> _Direction_:
Every entry needs to be reproduced exactly.

* Start *

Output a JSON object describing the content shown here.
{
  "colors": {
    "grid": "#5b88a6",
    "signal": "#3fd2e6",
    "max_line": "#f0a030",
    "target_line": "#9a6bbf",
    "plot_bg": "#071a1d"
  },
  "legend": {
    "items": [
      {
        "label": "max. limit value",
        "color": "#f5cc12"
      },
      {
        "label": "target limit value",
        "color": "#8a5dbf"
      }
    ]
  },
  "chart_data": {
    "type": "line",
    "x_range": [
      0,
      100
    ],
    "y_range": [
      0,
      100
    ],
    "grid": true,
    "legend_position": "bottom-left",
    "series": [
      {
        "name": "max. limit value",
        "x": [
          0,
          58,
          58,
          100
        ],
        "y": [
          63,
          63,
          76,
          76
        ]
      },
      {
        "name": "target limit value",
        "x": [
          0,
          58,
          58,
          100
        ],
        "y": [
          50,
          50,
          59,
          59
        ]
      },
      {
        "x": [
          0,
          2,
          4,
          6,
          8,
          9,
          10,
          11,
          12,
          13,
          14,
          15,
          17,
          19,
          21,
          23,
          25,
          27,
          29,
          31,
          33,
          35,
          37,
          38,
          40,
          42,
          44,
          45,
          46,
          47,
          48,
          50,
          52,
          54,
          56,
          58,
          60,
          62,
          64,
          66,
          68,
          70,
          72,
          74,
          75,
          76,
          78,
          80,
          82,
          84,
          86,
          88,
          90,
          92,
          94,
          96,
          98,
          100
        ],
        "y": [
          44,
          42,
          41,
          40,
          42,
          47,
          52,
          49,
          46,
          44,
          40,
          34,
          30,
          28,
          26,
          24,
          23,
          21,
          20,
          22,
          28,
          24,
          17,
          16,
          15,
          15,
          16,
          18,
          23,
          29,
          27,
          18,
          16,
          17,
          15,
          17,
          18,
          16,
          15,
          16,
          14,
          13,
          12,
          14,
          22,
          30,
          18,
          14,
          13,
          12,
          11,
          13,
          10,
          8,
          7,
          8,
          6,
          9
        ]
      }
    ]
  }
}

* End *

> _Response_:
Output a JSON object describing the content shown here.
{
  "colors": {
    "grid": "#5b88a6",
    "signal": "#3fd2e6",
    "max_line": "#f0a030",
    "target_line": "#9a6bbf",
    "plot_bg": "#071a1d"
  },
  "legend": {
    "items": [
      {
        "label": "max. limit value",
        "color": "#f5cc12"
      },
      {
        "label": "target limit value",
        "color": "#8a5dbf"
      }
    ]
  },
  "chart_data": {
    "type": "line",
    "x_range": [
      0,
      100
    ],
    "y_range": [
      0,
      100
    ],
    "grid": true,
    "legend_position": "bottom-left",
    "series": [
      {
        "name": "max. limit value",
        "x": [
          0,
          58,
          58,
          100
        ],
        "y": [
          63,
          63,
          76,
          76
        ]
      },
      {
        "name": "target limit value",
        "x": [
          0,
          58,
          58,
          100
        ],
        "y": [
          50,
          50,
          59,
          59
        ]
      },
      {
        "x": [
          0,
          2,
          4,
          6,
          8,
          9,
          10,
          11,
          12,
          13,
          14,
          15,
          17,
          19,
          21,
          23,
          25,
          27,
          29,
          31,
          33,
          35,
          37,
          38,
          40,
          42,
          44,
          45,
          46,
          47,
          48,
          50,
          52,
          54,
          56,
          58,
          60,
          62,
          64,
          66,
          68,
          70,
          72,
          74,
          75,
          76,
          78,
          80,
          82,
          84,
          86,
          88,
          90,
          92,
          94,
          96,
          98,
          100
        ],
        "y": [
          44,
          42,
          41,
          40,
          42,
          47,
          52,
          49,
          46,
          44,
          40,
          34,
          30,
          28,
          26,
          24,
          23,
          21,
          20,
          22,
          28,
          24,
          17,
          16,
          15,
          15,
          16,
          18,
          23,
          29,
          27,
          18,
          16,
          17,
          15,
          17,
          18,
          16,
          15,
          16,
          14,
          13,
          12,
          14,
          22,
          30,
          18,
          14,
          13,
          12,
          11,
          13,
          10,
          8,
          7,
          8,
          6,
          9
        ]
      }
    ]
  }
}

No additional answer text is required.